• _WORK ITEM_: From the passage on the early history of the University of Eastern Philippines below, reproduce word for word the portion starting at "In 1946 Congressman" and ending at "High School (CNAHS).".

Segment Start: SELECTED PASSAGE

The University of Eastern Philippines began as the Catarman Farm School (CFS) in September 1918 in a 516-hectare site of forested mountains and rice fields facing the Pacific Ocean. Then Governor Clodualdo Lucero proposed and sought the approval of the Provincial Board for the establishment of the school.

Its first principal was Washington Wiren from Maine, USA. He was succeeded by Filipino graduates from American agricultural institutions. Dr. Felipe O. Cevallos from Bicol became the first Filipino principal, followed by Pedro Montellano who was on special detail from the Department of Agricultural Education, College of Agriculture, UP in 1923, and by Sabino Q. Ami who opened the secondary Home Economics curriculum in 1930. Agapito Buenaventura came next and was succeeded by Eulogio Acuňa whose term was interrupted by the war in 1941.

The CFS was later named Catarman Agricultural School (CAS), which was proposed by Representative Pedro Mendiola of Catarman, raising its status to Insular Provincial, and subsequently making it the Catarman Agricultural High School (CAHS).

In 1946 Congressman Agripino Escareal and Senate President Jose Avelino Sr. worked for the complete nationalization of the school. Thus in 1950 the school's name was once more changed to the Catarman National Agricultural High School (CNAHS).

Segment End: SELECTED PASSAGE
Segment Start: GIVEN RECORDS

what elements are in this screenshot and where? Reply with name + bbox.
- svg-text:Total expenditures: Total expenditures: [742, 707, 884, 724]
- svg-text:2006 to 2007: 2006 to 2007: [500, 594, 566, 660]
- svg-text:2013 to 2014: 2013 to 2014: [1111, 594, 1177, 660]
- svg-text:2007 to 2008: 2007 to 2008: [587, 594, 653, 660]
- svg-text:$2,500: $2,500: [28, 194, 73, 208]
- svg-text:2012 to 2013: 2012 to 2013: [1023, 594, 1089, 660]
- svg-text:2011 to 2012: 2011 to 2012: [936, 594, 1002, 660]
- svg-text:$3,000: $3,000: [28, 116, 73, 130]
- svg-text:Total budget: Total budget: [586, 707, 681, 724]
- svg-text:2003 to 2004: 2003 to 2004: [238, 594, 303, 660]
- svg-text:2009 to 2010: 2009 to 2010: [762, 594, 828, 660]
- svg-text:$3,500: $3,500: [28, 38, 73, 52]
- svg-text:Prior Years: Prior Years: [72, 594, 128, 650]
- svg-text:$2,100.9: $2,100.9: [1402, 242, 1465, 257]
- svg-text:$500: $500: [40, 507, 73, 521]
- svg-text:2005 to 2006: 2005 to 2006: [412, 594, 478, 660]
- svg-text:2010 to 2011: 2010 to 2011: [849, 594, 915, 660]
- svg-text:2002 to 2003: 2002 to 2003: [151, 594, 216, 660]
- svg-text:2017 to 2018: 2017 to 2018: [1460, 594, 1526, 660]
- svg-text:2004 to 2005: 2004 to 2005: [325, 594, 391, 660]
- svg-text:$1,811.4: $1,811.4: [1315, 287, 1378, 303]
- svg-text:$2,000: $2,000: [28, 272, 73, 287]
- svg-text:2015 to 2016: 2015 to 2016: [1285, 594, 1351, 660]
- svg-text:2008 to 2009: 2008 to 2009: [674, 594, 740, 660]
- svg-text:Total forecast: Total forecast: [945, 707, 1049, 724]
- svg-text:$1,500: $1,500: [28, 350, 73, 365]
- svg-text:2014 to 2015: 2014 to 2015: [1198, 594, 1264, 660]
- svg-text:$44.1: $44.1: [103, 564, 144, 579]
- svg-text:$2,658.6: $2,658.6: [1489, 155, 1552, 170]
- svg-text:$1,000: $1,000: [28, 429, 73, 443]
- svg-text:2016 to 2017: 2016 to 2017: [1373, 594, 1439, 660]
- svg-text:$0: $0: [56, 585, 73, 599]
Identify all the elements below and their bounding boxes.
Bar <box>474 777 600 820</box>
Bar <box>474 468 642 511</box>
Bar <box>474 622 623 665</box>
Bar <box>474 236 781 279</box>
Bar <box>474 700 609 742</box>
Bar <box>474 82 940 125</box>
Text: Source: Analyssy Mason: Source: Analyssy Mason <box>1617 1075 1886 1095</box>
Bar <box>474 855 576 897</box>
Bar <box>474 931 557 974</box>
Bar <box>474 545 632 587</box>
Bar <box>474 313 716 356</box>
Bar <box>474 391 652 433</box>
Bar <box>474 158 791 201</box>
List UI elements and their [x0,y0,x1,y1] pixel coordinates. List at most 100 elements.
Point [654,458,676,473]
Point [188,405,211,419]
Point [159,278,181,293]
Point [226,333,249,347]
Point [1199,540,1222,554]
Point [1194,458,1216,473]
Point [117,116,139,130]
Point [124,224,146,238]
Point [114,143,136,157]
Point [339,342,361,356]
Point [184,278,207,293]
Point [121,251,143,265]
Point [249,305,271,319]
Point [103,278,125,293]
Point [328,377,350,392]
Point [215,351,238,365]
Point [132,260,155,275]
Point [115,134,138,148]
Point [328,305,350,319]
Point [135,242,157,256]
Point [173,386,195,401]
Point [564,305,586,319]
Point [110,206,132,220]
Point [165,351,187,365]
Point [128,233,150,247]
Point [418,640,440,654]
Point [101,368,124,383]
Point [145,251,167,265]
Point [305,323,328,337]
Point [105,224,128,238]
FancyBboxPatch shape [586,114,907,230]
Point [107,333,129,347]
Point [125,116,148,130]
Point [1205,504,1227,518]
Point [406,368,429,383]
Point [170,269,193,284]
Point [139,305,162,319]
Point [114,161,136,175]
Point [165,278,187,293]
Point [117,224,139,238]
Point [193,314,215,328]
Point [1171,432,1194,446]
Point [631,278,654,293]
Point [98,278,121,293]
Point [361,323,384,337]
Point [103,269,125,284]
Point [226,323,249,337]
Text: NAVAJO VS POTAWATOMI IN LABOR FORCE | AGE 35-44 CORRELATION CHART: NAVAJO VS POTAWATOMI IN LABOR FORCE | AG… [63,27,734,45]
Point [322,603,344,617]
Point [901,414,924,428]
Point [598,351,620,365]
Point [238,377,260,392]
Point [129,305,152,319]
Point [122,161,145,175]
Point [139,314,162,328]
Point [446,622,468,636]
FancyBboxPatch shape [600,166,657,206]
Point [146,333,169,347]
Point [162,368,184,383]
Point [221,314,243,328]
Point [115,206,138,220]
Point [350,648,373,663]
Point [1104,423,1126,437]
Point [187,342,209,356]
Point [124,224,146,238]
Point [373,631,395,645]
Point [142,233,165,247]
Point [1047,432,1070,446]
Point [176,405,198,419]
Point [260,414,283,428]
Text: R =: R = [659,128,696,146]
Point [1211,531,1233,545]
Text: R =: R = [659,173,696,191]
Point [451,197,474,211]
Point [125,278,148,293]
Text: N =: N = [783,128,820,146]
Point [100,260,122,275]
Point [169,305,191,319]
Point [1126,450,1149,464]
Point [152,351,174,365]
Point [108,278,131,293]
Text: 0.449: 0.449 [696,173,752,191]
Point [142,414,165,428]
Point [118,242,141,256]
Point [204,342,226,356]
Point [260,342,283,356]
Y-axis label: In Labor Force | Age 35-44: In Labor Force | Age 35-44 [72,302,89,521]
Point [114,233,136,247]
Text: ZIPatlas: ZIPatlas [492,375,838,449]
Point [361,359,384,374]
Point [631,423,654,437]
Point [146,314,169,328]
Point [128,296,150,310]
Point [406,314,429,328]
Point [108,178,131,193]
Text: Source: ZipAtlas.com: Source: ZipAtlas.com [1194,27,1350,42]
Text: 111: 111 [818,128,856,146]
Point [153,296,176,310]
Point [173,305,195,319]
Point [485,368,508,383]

Segment End: GIVEN RECORDS

• _EXERCISE OUTPUT_:
In 1946 Congressman Agripino Escareal and Senate President Jose Avelino Sr. worked for the complete nationalization of the school. Thus in 1950 the school's name was once more changed to the Catarman National Agricultural High School (CNAHS).